Selected passage »
------
Tales From A Lazy Fat DBA

Its all about Databases & their performance, troubleshooting & much more …. ¯\_(ツ)_/¯

pg_cron : Probably the best way to schedule jobs within PostgreSQL database.

Posted by FatDBA on July 30, 2021

Hi Guys,

Many of databases like Oracle (DBMS_SCHEDULER), MySQL (event_scheduler), Micrsoft SQL Server (SQL Server Agent) have their own build-in job/command scheduling mechanisms, PostgreSQL still does’t have any native or in-build scheduling methods like those databases. There are few popular extensions like pg_cron, pgAgent etc. which can be used to get the scheduling functionality in your PostgreSQL database.

This post will be all about installing, configuring and doing some tests using pg_cron extension and see what all it has to offer. pg_cron which is a simple cron-based job scheduler for PostgreSQL ( >= 9.5) that runs inside the database as an extension. It uses the same grammatical arrangement as regular cron, but it allows you to schedule PostgreSQL commands directly. You can schedule your SQL Statements, stored procedures and tasks like VACUUM, VACUUM ANALYZE

Though there are few limitations with the approach

  • You can’t use pg_cron jobs to schedule a job in seconds interval. For example, you can’t schedule a cron job to run every 10 seconds. For such scenarios, it’s better to write a shell script that uses the sleep command. Still a good option to try!
  • pg_cron can run multiple jobs in parallel, but it runs at most one instance of a job at a time. If a second run is supposed to start before the first one finishes, then the second run is queued and started as soon as the first run completes.
------
Task » In the pg_cron post, what happens when a second run of a job is due to start before the first run has finished?

Supplied data »
------
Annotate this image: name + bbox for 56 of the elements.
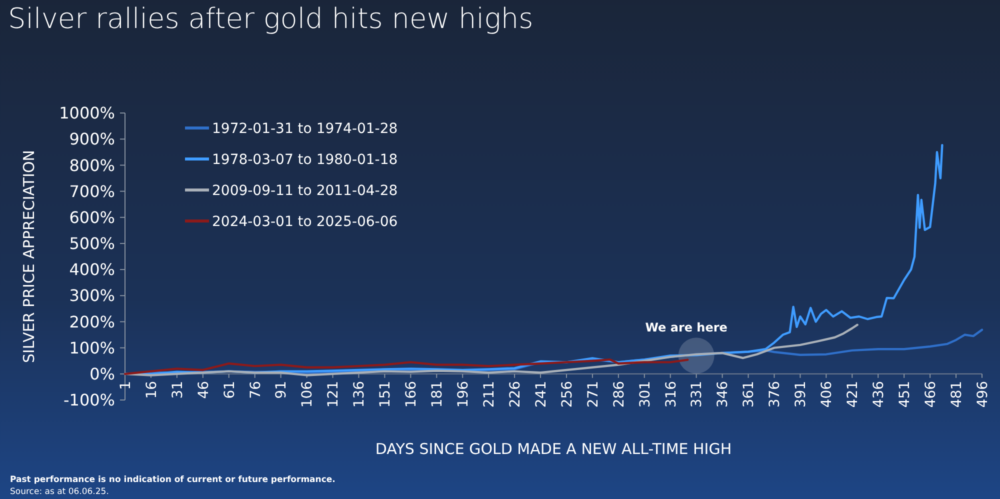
------
Solution for this exercise » The second run is queued and starts as soon as the first run completes.